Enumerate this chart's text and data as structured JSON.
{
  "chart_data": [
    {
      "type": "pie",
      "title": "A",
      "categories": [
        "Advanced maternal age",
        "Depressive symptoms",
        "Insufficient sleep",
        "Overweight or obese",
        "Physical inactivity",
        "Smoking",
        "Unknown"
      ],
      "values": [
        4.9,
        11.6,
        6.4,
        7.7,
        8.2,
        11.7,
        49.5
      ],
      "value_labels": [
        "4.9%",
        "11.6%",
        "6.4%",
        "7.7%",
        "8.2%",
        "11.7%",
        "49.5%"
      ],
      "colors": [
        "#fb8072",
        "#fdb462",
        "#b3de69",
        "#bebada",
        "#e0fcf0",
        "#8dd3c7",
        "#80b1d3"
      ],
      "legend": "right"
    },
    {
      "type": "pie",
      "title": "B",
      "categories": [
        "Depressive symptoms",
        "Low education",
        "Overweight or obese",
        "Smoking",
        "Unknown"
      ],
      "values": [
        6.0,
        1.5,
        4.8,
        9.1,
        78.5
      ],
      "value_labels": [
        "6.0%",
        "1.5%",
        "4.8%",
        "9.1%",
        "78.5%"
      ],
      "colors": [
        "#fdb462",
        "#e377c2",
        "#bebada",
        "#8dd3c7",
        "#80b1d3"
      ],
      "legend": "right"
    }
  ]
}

= = =

WHAT IS ASKED:
Copy the entries above exactly, leaving none out.

EXPECTED ANSWER:
Enumerate this chart's text and data as structured JSON.
{
  "chart_data": [
    {
      "type": "pie",
      "title": "A",
      "categories": [
        "Advanced maternal age",
        "Depressive symptoms",
        "Insufficient sleep",
        "Overweight or obese",
        "Physical inactivity",
        "Smoking",
        "Unknown"
      ],
      "values": [
        4.9,
        11.6,
        6.4,
        7.7,
        8.2,
        11.7,
        49.5
      ],
      "value_labels": [
        "4.9%",
        "11.6%",
        "6.4%",
        "7.7%",
        "8.2%",
        "11.7%",
        "49.5%"
      ],
      "colors": [
        "#fb8072",
        "#fdb462",
        "#b3de69",
        "#bebada",
        "#e0fcf0",
        "#8dd3c7",
        "#80b1d3"
      ],
      "legend": "right"
    },
    {
      "type": "pie",
      "title": "B",
      "categories": [
        "Depressive symptoms",
        "Low education",
        "Overweight or obese",
        "Smoking",
        "Unknown"
      ],
      "values": [
        6.0,
        1.5,
        4.8,
        9.1,
        78.5
      ],
      "value_labels": [
        "6.0%",
        "1.5%",
        "4.8%",
        "9.1%",
        "78.5%"
      ],
      "colors": [
        "#fdb462",
        "#e377c2",
        "#bebada",
        "#8dd3c7",
        "#80b1d3"
      ],
      "legend": "right"
    }
  ]
}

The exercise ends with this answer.